Copy each line exactly.
■ ■ ■ ■
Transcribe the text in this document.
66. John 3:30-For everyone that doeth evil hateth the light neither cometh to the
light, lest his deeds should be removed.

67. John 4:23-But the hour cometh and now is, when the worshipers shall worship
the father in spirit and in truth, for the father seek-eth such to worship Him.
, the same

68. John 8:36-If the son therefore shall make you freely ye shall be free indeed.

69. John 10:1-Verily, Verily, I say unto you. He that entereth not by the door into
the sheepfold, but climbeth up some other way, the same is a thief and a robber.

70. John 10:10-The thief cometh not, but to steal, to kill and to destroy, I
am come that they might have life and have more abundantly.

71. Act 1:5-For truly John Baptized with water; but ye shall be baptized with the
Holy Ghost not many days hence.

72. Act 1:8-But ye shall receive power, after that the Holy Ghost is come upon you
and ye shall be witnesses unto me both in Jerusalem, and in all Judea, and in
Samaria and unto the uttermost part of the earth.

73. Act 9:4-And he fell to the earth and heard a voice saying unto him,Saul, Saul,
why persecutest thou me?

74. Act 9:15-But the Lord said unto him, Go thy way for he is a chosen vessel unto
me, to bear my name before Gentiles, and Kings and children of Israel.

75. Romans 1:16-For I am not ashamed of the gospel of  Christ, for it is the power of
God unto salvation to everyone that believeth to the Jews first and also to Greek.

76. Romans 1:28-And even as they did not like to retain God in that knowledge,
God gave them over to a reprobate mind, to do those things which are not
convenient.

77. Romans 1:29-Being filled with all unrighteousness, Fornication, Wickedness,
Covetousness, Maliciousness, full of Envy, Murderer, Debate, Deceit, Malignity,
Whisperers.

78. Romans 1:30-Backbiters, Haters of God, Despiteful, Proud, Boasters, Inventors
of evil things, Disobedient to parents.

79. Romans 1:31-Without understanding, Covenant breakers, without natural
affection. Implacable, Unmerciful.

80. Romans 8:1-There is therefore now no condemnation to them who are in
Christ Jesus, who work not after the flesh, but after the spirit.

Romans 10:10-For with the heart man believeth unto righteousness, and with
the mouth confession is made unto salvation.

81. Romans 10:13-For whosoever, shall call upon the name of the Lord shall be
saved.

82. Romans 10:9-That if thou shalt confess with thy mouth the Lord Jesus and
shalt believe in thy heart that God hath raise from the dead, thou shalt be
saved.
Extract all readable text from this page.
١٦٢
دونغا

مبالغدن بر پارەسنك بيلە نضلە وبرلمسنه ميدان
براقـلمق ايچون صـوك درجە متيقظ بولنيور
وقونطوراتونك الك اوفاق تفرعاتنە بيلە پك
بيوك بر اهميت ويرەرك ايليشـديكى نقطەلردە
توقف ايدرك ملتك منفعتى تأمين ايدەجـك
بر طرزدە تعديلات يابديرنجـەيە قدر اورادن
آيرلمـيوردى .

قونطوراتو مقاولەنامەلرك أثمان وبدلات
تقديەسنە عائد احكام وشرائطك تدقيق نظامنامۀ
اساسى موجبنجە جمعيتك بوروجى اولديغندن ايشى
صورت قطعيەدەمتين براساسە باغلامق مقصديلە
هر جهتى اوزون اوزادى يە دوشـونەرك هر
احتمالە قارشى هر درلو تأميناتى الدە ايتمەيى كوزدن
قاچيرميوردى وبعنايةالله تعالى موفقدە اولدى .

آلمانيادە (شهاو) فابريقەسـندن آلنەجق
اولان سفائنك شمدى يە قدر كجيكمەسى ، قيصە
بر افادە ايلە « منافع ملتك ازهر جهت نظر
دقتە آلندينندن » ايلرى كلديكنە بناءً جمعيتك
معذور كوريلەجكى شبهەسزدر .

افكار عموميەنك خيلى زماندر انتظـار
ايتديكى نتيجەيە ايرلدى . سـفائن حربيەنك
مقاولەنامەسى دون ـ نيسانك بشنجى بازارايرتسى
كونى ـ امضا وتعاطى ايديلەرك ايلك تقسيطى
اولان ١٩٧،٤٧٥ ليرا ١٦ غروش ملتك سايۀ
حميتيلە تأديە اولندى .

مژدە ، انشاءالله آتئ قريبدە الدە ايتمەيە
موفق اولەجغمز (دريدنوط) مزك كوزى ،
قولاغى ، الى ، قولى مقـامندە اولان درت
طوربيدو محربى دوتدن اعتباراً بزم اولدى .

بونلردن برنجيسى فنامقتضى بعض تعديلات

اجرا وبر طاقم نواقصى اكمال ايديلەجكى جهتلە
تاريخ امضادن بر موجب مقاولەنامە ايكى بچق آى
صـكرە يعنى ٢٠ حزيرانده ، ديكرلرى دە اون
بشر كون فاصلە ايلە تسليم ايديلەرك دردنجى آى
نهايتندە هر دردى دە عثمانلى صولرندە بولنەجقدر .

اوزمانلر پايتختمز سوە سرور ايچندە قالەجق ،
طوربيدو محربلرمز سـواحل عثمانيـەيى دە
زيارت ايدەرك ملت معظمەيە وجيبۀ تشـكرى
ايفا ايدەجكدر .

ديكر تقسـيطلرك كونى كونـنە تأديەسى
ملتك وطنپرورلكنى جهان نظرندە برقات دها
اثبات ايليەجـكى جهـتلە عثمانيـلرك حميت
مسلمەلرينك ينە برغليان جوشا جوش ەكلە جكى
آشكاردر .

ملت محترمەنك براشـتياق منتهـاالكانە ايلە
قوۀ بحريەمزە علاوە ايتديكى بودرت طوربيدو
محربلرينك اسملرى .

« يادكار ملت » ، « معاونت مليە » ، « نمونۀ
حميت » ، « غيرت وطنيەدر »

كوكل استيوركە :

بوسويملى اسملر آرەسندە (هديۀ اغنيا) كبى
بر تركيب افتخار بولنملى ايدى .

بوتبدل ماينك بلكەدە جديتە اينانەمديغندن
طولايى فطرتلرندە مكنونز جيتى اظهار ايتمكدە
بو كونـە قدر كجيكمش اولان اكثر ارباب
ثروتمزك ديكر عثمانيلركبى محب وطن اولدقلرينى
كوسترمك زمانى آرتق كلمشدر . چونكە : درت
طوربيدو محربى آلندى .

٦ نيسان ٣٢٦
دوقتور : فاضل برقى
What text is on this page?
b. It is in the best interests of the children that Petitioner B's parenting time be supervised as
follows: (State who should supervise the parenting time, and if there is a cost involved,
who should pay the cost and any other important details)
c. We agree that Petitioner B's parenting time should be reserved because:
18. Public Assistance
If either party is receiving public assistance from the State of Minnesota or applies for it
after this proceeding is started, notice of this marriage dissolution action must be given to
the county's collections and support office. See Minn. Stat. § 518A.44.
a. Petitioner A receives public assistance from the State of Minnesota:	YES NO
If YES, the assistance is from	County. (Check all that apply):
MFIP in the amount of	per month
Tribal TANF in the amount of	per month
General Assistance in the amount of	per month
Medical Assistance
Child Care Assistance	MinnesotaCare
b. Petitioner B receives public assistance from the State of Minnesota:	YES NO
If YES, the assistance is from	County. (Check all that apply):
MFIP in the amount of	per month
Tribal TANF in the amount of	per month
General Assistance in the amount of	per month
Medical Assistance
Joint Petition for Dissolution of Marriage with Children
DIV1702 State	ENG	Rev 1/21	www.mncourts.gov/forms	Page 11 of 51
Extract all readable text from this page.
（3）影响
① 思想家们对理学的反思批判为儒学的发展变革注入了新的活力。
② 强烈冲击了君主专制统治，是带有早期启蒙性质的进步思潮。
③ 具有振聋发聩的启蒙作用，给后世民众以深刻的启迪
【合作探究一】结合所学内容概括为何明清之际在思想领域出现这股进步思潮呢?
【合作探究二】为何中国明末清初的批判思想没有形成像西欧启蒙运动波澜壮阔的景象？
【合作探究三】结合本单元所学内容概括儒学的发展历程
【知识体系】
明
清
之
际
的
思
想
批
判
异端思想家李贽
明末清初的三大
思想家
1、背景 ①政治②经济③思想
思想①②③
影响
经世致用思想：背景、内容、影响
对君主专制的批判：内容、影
■ ■ ■ ■
### Response:
Transcribe the text in this document.
66. John 3:30-For everyone that doeth evil hateth the light neither cometh to the
light, lest his deeds should be removed.

67. John 4:23-But the hour cometh and now is, when the worshipers shall worship
the father in spirit and in truth, for the father seek-eth such to worship Him.
, the same

68. John 8:36-If the son therefore shall make you freely ye shall be free indeed.

69. John 10:1-Verily, Verily, I say unto you. He that entereth not by the door into
the sheepfold, but climbeth up some other way, the same is a thief and a robber.

70. John 10:10-The thief cometh not, but to steal, to kill and to destroy, I
am come that they might have life and have more abundantly.

71. Act 1:5-For truly John Baptized with water; but ye shall be baptized with the
Holy Ghost not many days hence.

72. Act 1:8-But ye shall receive power, after that the Holy Ghost is come upon you
and ye shall be witnesses unto me both in Jerusalem, and in all Judea, and in
Samaria and unto the uttermost part of the earth.

73. Act 9:4-And he fell to the earth and heard a voice saying unto him,Saul, Saul,
why persecutest thou me?

74. Act 9:15-But the Lord said unto him, Go thy way for he is a chosen vessel unto
me, to bear my name before Gentiles, and Kings and children of Israel.

75. Romans 1:16-For I am not ashamed of the gospel of  Christ, for it is the power of
God unto salvation to everyone that believeth to the Jews first and also to Greek.

76. Romans 1:28-And even as they did not like to retain God in that knowledge,
God gave them over to a reprobate mind, to do those things which are not
convenient.

77. Romans 1:29-Being filled with all unrighteousness, Fornication, Wickedness,
Covetousness, Maliciousness, full of Envy, Murderer, Debate, Deceit, Malignity,
Whisperers.

78. Romans 1:30-Backbiters, Haters of God, Despiteful, Proud, Boasters, Inventors
of evil things, Disobedient to parents.

79. Romans 1:31-Without understanding, Covenant breakers, without natural
affection. Implacable, Unmerciful.

80. Romans 8:1-There is therefore now no condemnation to them who are in
Christ Jesus, who work not after the flesh, but after the spirit.

Romans 10:10-For with the heart man believeth unto righteousness, and with
the mouth confession is made unto salvation.

81. Romans 10:13-For whosoever, shall call upon the name of the Lord shall be
saved.

82. Romans 10:9-That if thou shalt confess with thy mouth the Lord Jesus and
shalt believe in thy heart that God hath raise from the dead, thou shalt be
saved.
Extract all readable text from this page.
١٦٢
دونغا

مبالغدن بر پارەسنك بيلە نضلە وبرلمسنه ميدان
براقـلمق ايچون صـوك درجە متيقظ بولنيور
وقونطوراتونك الك اوفاق تفرعاتنە بيلە پك
بيوك بر اهميت ويرەرك ايليشـديكى نقطەلردە
توقف ايدرك ملتك منفعتى تأمين ايدەجـك
بر طرزدە تعديلات يابديرنجـەيە قدر اورادن
آيرلمـيوردى .

قونطوراتو مقاولەنامەلرك أثمان وبدلات
تقديەسنە عائد احكام وشرائطك تدقيق نظامنامۀ
اساسى موجبنجە جمعيتك بوروجى اولديغندن ايشى
صورت قطعيەدەمتين براساسە باغلامق مقصديلە
هر جهتى اوزون اوزادى يە دوشـونەرك هر
احتمالە قارشى هر درلو تأميناتى الدە ايتمەيى كوزدن
قاچيرميوردى وبعنايةالله تعالى موفقدە اولدى .

آلمانيادە (شهاو) فابريقەسـندن آلنەجق
اولان سفائنك شمدى يە قدر كجيكمەسى ، قيصە
بر افادە ايلە « منافع ملتك ازهر جهت نظر
دقتە آلندينندن » ايلرى كلديكنە بناءً جمعيتك
معذور كوريلەجكى شبهەسزدر .

افكار عموميەنك خيلى زماندر انتظـار
ايتديكى نتيجەيە ايرلدى . سـفائن حربيەنك
مقاولەنامەسى دون ـ نيسانك بشنجى بازارايرتسى
كونى ـ امضا وتعاطى ايديلەرك ايلك تقسيطى
اولان ١٩٧،٤٧٥ ليرا ١٦ غروش ملتك سايۀ
حميتيلە تأديە اولندى .

مژدە ، انشاءالله آتئ قريبدە الدە ايتمەيە
موفق اولەجغمز (دريدنوط) مزك كوزى ،
قولاغى ، الى ، قولى مقـامندە اولان درت
طوربيدو محربى دوتدن اعتباراً بزم اولدى .

بونلردن برنجيسى فنامقتضى بعض تعديلات

اجرا وبر طاقم نواقصى اكمال ايديلەجكى جهتلە
تاريخ امضادن بر موجب مقاولەنامە ايكى بچق آى
صـكرە يعنى ٢٠ حزيرانده ، ديكرلرى دە اون
بشر كون فاصلە ايلە تسليم ايديلەرك دردنجى آى
نهايتندە هر دردى دە عثمانلى صولرندە بولنەجقدر .

اوزمانلر پايتختمز سوە سرور ايچندە قالەجق ،
طوربيدو محربلرمز سـواحل عثمانيـەيى دە
زيارت ايدەرك ملت معظمەيە وجيبۀ تشـكرى
ايفا ايدەجكدر .

ديكر تقسـيطلرك كونى كونـنە تأديەسى
ملتك وطنپرورلكنى جهان نظرندە برقات دها
اثبات ايليەجـكى جهـتلە عثمانيـلرك حميت
مسلمەلرينك ينە برغليان جوشا جوش ەكلە جكى
آشكاردر .

ملت محترمەنك براشـتياق منتهـاالكانە ايلە
قوۀ بحريەمزە علاوە ايتديكى بودرت طوربيدو
محربلرينك اسملرى .

« يادكار ملت » ، « معاونت مليە » ، « نمونۀ
حميت » ، « غيرت وطنيەدر »

كوكل استيوركە :

بوسويملى اسملر آرەسندە (هديۀ اغنيا) كبى
بر تركيب افتخار بولنملى ايدى .

بوتبدل ماينك بلكەدە جديتە اينانەمديغندن
طولايى فطرتلرندە مكنونز جيتى اظهار ايتمكدە
بو كونـە قدر كجيكمش اولان اكثر ارباب
ثروتمزك ديكر عثمانيلركبى محب وطن اولدقلرينى
كوسترمك زمانى آرتق كلمشدر . چونكە : درت
طوربيدو محربى آلندى .

٦ نيسان ٣٢٦
دوقتور : فاضل برقى
What text is on this page?
b. It is in the best interests of the children that Petitioner B's parenting time be supervised as
follows: (State who should supervise the parenting time, and if there is a cost involved,
who should pay the cost and any other important details)
c. We agree that Petitioner B's parenting time should be reserved because:
18. Public Assistance
If either party is receiving public assistance from the State of Minnesota or applies for it
after this proceeding is started, notice of this marriage dissolution action must be given to
the county's collections and support office. See Minn. Stat. § 518A.44.
a. Petitioner A receives public assistance from the State of Minnesota:	YES NO
If YES, the assistance is from	County. (Check all that apply):
MFIP in the amount of	per month
Tribal TANF in the amount of	per month
General Assistance in the amount of	per month
Medical Assistance
Child Care Assistance	MinnesotaCare
b. Petitioner B receives public assistance from the State of Minnesota:	YES NO
If YES, the assistance is from	County. (Check all that apply):
MFIP in the amount of	per month
Tribal TANF in the amount of	per month
General Assistance in the amount of	per month
Medical Assistance
Joint Petition for Dissolution of Marriage with Children
DIV1702 State	ENG	Rev 1/21	www.mncourts.gov/forms	Page 11 of 51
Extract all readable text from this page.
（3）影响
① 思想家们对理学的反思批判为儒学的发展变革注入了新的活力。
② 强烈冲击了君主专制统治，是带有早期启蒙性质的进步思潮。
③ 具有振聋发聩的启蒙作用，给后世民众以深刻的启迪
【合作探究一】结合所学内容概括为何明清之际在思想领域出现这股进步思潮呢?
【合作探究二】为何中国明末清初的批判思想没有形成像西欧启蒙运动波澜壮阔的景象？
【合作探究三】结合本单元所学内容概括儒学的发展历程
【知识体系】
明
清
之
际
的
思
想
批
判
异端思想家李贽
明末清初的三大
思想家
1、背景 ①政治②经济③思想
思想①②③
影响
经世致用思想：背景、内容、影响
对君主专制的批判：内容、影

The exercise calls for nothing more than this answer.